» **WHAT IS ASKED**:
Copy every line in the records below that contains the word "value".

◆ ◆ ◆

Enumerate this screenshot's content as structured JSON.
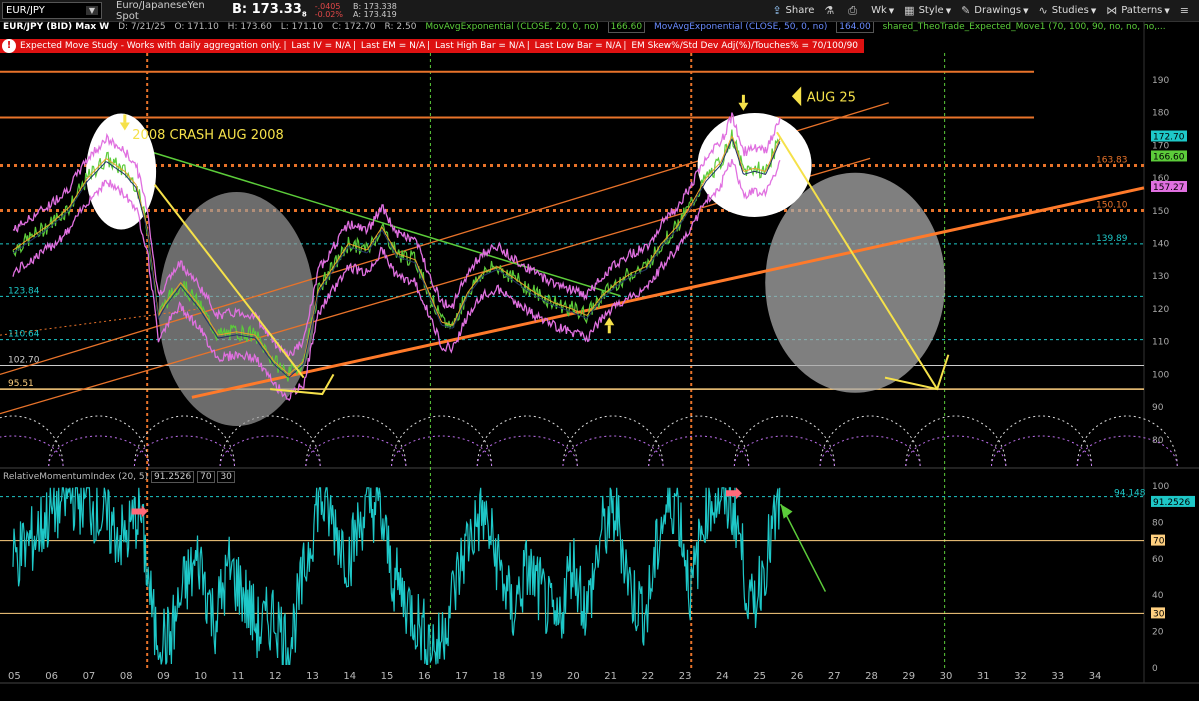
{
  "toolbar": {
    "symbol": "EUR/JPY",
    "description": "Euro/JapaneseYen Spot",
    "bid": "B: 173.33",
    "bid_sub": "8",
    "change1": "-.0405",
    "change2": "-0.02%",
    "bid_line": "B: 173.338",
    "ask_line": "A: 173.419",
    "buttons": [
      "Share",
      "Wk",
      "Style",
      "Drawings",
      "Studies",
      "Patterns"
    ]
  },
  "header": {
    "title": "EUR/JPY (BID) Max W",
    "date": "D: 7/21/25",
    "open": "O: 171.10",
    "high": "H: 173.60",
    "low": "L: 171.10",
    "close": "C: 172.70",
    "range": "R: 2.50",
    "ma20": "MovAvgExponential (CLOSE, 20, 0, no)",
    "ma20_val": "166.60",
    "ma50": "MovAvgExponential (CLOSE, 50, 0, no)",
    "ma50_val": "164.00",
    "study3": "shared_TheoTrade_Expected_Move1 (70, 100, 90, no, no, no,..."
  },
  "studybar": [
    "Expected Move Study - Works with daily aggregation only.",
    "Last IV = N/A",
    "Last EM = N/A",
    "Last High Bar = N/A",
    "Last Low Bar = N/A",
    "EM Skew%/Std Dev Adj(%)/Touches% = 70/100/90"
  ],
  "annotations": {
    "crash": "2008 CRASH AUG 2008",
    "aug25": "AUG 25"
  },
  "levels": [
    {
      "label": "163.83",
      "value": 163.83,
      "color": "#e8732a"
    },
    {
      "label": "150.10",
      "value": 150.1,
      "color": "#e8732a"
    },
    {
      "label": "139.89",
      "value": 139.89,
      "color": "#1ec8c8"
    },
    {
      "label": "123.84",
      "value": 123.84,
      "color": "#1ec8c8"
    },
    {
      "label": "110.64",
      "value": 110.64,
      "color": "#1ec8c8"
    },
    {
      "label": "102.70",
      "value": 102.7,
      "color": "#cccccc"
    },
    {
      "label": "95.51",
      "value": 95.51,
      "color": "#ffd080"
    }
  ],
  "price_tags": [
    {
      "label": "172.70",
      "value": 172.7,
      "color": "#1ec8c8"
    },
    {
      "label": "166.60",
      "value": 166.6,
      "color": "#5ccc3a"
    },
    {
      "label": "157.27",
      "value": 157.27,
      "color": "#e070e0"
    }
  ],
  "lower": {
    "label": "RelativeMomentumIndex (20, 5)",
    "value": "91.2526",
    "ob": "70",
    "os": "30",
    "max_label": "94.148"
  },
  "chart_data": [
    {
      "type": "line",
      "title": "EUR/JPY (BID) Max W",
      "x_tick_labels": [
        "05",
        "06",
        "07",
        "08",
        "09",
        "10",
        "11",
        "12",
        "13",
        "14",
        "15",
        "16",
        "17",
        "18",
        "19",
        "20",
        "21",
        "22",
        "23",
        "24",
        "25",
        "26",
        "27",
        "28",
        "29",
        "30",
        "31",
        "32",
        "33",
        "34"
      ],
      "ylim": [
        72,
        197
      ],
      "y_ticks": [
        80,
        90,
        100,
        110,
        120,
        130,
        140,
        150,
        160,
        170,
        180,
        190
      ],
      "series": [
        {
          "x": [
            2005.0,
            2005.5,
            2006.0,
            2006.5,
            2007.0,
            2007.5,
            2008.0,
            2008.3,
            2008.6,
            2008.9,
            2009.1,
            2009.5,
            2010.0,
            2010.5,
            2011.0,
            2011.5,
            2012.0,
            2012.4,
            2012.8,
            2013.2,
            2013.6,
            2014.0,
            2014.5,
            2014.9,
            2015.3,
            2015.8,
            2016.2,
            2016.5,
            2016.8,
            2017.2,
            2017.6,
            2018.0,
            2018.5,
            2019.0,
            2019.5,
            2020.0,
            2020.4,
            2020.8,
            2021.2,
            2021.6,
            2022.0,
            2022.4,
            2022.8,
            2023.2,
            2023.6,
            2024.0,
            2024.3,
            2024.6,
            2024.9,
            2025.2,
            2025.6
          ],
          "y": [
            138,
            142,
            146,
            151,
            160,
            166,
            162,
            158,
            145,
            118,
            122,
            128,
            121,
            112,
            113,
            112,
            104,
            100,
            104,
            126,
            133,
            140,
            138,
            145,
            137,
            135,
            124,
            116,
            115,
            125,
            131,
            133,
            129,
            125,
            122,
            120,
            118,
            124,
            128,
            131,
            133,
            140,
            145,
            152,
            160,
            165,
            173,
            162,
            163,
            162,
            172.7
          ]
        }
      ],
      "horizontal_levels": [
        163.83,
        150.1,
        139.89,
        123.84,
        110.64,
        102.7,
        95.51,
        178.5,
        192.5
      ]
    },
    {
      "type": "line",
      "title": "RelativeMomentumIndex (20, 5)",
      "ylim": [
        0,
        100
      ],
      "y_ticks": [
        0,
        20,
        40,
        60,
        80,
        100
      ],
      "levels": [
        70,
        30,
        94.148
      ],
      "series": [
        {
          "x": [
            2005.0,
            2005.5,
            2006.0,
            2006.5,
            2007.0,
            2007.5,
            2008.0,
            2008.4,
            2008.8,
            2009.2,
            2009.6,
            2010.0,
            2010.4,
            2010.8,
            2011.2,
            2011.6,
            2012.0,
            2012.4,
            2012.8,
            2013.2,
            2013.6,
            2014.0,
            2014.4,
            2014.8,
            2015.2,
            2015.6,
            2016.0,
            2016.4,
            2016.8,
            2017.2,
            2017.6,
            2018.0,
            2018.4,
            2018.8,
            2019.2,
            2019.6,
            2020.0,
            2020.4,
            2020.8,
            2021.2,
            2021.6,
            2022.0,
            2022.4,
            2022.8,
            2023.2,
            2023.6,
            2024.0,
            2024.4,
            2024.8,
            2025.2,
            2025.6
          ],
          "y": [
            60,
            70,
            85,
            95,
            92,
            80,
            70,
            88,
            20,
            15,
            45,
            60,
            25,
            55,
            40,
            20,
            30,
            10,
            50,
            95,
            80,
            60,
            85,
            90,
            50,
            35,
            20,
            10,
            40,
            70,
            85,
            60,
            30,
            55,
            40,
            20,
            60,
            30,
            75,
            85,
            40,
            30,
            80,
            95,
            40,
            90,
            95,
            85,
            30,
            60,
            91.25
          ]
        }
      ]
    }
  ]
}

◆ ◆ ◆

» **EXERCISE OUTPUT**:
      "value": 163.83,
      "value": 150.1,
      "value": 139.89,
      "value": 123.84,
      "value": 110.64,
      "value": 102.7,
      "value": 95.51,
      "value": 172.7,
      "value": 166.6,
      "value": 157.27,
    "value": "91.2526",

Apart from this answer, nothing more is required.